Lines from the one containing "Give me the" through the end of the entries below: set them down exactly, both ends included, with nothing added.

++++ DATA SHOWN ++++

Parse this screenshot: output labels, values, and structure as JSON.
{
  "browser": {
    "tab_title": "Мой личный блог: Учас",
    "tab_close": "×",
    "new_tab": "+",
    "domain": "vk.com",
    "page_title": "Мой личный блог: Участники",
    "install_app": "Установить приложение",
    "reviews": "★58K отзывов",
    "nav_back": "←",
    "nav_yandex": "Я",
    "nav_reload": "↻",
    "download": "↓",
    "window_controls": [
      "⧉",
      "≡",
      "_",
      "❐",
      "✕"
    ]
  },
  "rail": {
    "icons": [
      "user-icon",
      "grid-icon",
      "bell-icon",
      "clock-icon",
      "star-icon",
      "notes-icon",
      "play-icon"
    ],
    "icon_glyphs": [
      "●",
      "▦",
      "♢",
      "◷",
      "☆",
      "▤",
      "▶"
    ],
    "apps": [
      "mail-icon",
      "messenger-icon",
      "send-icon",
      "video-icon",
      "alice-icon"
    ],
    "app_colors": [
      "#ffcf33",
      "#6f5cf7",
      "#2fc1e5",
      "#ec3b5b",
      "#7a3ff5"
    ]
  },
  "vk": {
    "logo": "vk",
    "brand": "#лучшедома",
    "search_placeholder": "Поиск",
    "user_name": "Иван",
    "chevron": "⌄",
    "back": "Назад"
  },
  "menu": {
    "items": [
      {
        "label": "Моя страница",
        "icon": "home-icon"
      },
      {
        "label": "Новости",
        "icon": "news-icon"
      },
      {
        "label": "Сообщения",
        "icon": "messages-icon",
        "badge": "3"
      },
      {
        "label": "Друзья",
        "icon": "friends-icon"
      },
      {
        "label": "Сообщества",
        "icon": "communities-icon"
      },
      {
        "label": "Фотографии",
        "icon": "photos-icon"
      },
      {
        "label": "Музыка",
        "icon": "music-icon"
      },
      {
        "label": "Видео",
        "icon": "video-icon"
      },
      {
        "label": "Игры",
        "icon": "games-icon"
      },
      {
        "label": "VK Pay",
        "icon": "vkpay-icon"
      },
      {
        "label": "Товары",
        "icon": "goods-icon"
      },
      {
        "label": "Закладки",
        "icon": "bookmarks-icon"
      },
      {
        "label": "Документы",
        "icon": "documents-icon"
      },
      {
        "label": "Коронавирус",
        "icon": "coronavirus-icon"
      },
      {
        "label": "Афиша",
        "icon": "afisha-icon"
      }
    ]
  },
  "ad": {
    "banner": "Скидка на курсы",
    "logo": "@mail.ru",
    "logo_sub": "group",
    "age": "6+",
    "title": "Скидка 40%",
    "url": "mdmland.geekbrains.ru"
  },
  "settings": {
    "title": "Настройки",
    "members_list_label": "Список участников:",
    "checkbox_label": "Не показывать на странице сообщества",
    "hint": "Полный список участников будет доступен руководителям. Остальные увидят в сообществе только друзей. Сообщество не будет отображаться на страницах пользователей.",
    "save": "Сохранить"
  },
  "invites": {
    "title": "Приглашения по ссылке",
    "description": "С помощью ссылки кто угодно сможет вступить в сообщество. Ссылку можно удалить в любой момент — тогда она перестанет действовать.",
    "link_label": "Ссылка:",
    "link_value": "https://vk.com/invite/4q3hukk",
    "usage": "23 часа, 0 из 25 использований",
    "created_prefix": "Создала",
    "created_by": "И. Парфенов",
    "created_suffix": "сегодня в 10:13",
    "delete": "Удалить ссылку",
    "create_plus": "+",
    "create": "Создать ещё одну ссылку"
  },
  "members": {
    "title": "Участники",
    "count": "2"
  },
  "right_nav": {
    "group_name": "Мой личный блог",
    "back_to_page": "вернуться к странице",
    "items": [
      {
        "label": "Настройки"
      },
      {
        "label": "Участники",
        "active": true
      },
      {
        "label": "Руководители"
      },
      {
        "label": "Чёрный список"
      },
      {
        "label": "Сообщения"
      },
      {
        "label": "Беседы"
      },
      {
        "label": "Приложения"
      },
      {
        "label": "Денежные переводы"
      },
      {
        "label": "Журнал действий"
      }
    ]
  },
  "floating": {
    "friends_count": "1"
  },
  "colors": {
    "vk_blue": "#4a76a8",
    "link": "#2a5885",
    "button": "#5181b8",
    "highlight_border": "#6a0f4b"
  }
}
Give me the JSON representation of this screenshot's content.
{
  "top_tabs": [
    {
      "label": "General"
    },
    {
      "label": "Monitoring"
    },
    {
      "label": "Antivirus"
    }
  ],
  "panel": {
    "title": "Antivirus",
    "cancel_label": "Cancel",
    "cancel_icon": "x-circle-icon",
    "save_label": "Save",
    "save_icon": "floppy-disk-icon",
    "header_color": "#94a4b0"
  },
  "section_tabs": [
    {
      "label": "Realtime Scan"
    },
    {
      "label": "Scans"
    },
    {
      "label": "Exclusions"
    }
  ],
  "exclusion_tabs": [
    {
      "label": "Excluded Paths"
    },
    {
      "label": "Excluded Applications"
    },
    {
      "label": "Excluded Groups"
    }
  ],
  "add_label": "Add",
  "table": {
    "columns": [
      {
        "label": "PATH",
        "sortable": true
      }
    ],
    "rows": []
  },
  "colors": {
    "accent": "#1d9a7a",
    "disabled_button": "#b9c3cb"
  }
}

++++

TASK RESPONSE -
Give me the JSON representation of this screenshot's content.
{
  "top_tabs": [
    {
      "label": "General"
    },
    {
      "label": "Monitoring"
    },
    {
      "label": "Antivirus"
    }
  ],
  "panel": {
    "title": "Antivirus",
    "cancel_label": "Cancel",
    "cancel_icon": "x-circle-icon",
    "save_label": "Save",
    "save_icon": "floppy-disk-icon",
    "header_color": "#94a4b0"
  },
  "section_tabs": [
    {
      "label": "Realtime Scan"
    },
    {
      "label": "Scans"
    },
    {
      "label": "Exclusions"
    }
  ],
  "exclusion_tabs": [
    {
      "label": "Excluded Paths"
    },
    {
      "label": "Excluded Applications"
    },
    {
      "label": "Excluded Groups"
    }
  ],
  "add_label": "Add",
  "table": {
    "columns": [
      {
        "label": "PATH",
        "sortable": true
      }
    ],
    "rows": []
  },
  "colors": {
    "accent": "#1d9a7a",
    "disabled_button": "#b9c3cb"
  }
}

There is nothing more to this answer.